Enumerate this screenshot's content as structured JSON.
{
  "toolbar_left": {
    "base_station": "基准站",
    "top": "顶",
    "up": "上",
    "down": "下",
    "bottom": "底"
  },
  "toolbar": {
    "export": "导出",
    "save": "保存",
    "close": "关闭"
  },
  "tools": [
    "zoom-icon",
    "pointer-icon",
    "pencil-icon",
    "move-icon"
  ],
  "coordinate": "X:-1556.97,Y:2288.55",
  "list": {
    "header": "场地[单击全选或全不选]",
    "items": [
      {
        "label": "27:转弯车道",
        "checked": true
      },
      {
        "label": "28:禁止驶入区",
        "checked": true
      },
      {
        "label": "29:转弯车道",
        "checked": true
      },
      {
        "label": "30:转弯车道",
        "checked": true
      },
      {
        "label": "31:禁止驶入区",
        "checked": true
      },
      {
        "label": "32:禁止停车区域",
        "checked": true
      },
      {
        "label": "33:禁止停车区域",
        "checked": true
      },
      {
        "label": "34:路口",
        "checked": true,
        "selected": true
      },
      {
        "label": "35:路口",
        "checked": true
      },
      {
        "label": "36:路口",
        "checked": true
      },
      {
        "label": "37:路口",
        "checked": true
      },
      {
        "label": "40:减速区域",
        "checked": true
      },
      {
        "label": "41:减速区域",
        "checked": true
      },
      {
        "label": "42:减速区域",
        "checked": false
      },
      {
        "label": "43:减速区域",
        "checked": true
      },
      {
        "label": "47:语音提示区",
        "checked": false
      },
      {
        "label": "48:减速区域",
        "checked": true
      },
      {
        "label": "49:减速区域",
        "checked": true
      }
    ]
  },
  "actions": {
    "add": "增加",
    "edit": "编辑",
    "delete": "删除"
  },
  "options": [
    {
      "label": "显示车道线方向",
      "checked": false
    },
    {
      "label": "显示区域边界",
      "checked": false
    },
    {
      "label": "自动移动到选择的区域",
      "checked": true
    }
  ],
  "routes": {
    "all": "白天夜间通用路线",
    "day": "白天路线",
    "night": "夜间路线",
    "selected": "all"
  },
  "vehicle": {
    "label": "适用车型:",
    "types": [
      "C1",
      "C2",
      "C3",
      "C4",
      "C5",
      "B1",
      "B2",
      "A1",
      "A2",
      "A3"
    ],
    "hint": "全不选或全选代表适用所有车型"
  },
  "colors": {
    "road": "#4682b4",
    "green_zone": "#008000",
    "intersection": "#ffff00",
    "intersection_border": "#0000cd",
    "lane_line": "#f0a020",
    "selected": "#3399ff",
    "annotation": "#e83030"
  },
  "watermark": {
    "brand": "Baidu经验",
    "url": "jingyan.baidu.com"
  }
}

> Task directions:
Output the records verbatim, from the first line to the last.

> Task response:
Enumerate this screenshot's content as structured JSON.
{
  "toolbar_left": {
    "base_station": "基准站",
    "top": "顶",
    "up": "上",
    "down": "下",
    "bottom": "底"
  },
  "toolbar": {
    "export": "导出",
    "save": "保存",
    "close": "关闭"
  },
  "tools": [
    "zoom-icon",
    "pointer-icon",
    "pencil-icon",
    "move-icon"
  ],
  "coordinate": "X:-1556.97,Y:2288.55",
  "list": {
    "header": "场地[单击全选或全不选]",
    "items": [
      {
        "label": "27:转弯车道",
        "checked": true
      },
      {
        "label": "28:禁止驶入区",
        "checked": true
      },
      {
        "label": "29:转弯车道",
        "checked": true
      },
      {
        "label": "30:转弯车道",
        "checked": true
      },
      {
        "label": "31:禁止驶入区",
        "checked": true
      },
      {
        "label": "32:禁止停车区域",
        "checked": true
      },
      {
        "label": "33:禁止停车区域",
        "checked": true
      },
      {
        "label": "34:路口",
        "checked": true,
        "selected": true
      },
      {
        "label": "35:路口",
        "checked": true
      },
      {
        "label": "36:路口",
        "checked": true
      },
      {
        "label": "37:路口",
        "checked": true
      },
      {
        "label": "40:减速区域",
        "checked": true
      },
      {
        "label": "41:减速区域",
        "checked": true
      },
      {
        "label": "42:减速区域",
        "checked": false
      },
      {
        "label": "43:减速区域",
        "checked": true
      },
      {
        "label": "47:语音提示区",
        "checked": false
      },
      {
        "label": "48:减速区域",
        "checked": true
      },
      {
        "label": "49:减速区域",
        "checked": true
      }
    ]
  },
  "actions": {
    "add": "增加",
    "edit": "编辑",
    "delete": "删除"
  },
  "options": [
    {
      "label": "显示车道线方向",
      "checked": false
    },
    {
      "label": "显示区域边界",
      "checked": false
    },
    {
      "label": "自动移动到选择的区域",
      "checked": true
    }
  ],
  "routes": {
    "all": "白天夜间通用路线",
    "day": "白天路线",
    "night": "夜间路线",
    "selected": "all"
  },
  "vehicle": {
    "label": "适用车型:",
    "types": [
      "C1",
      "C2",
      "C3",
      "C4",
      "C5",
      "B1",
      "B2",
      "A1",
      "A2",
      "A3"
    ],
    "hint": "全不选或全选代表适用所有车型"
  },
  "colors": {
    "road": "#4682b4",
    "green_zone": "#008000",
    "intersection": "#ffff00",
    "intersection_border": "#0000cd",
    "lane_line": "#f0a020",
    "selected": "#3399ff",
    "annotation": "#e83030"
  },
  "watermark": {
    "brand": "Baidu经验",
    "url": "jingyan.baidu.com"
  }
}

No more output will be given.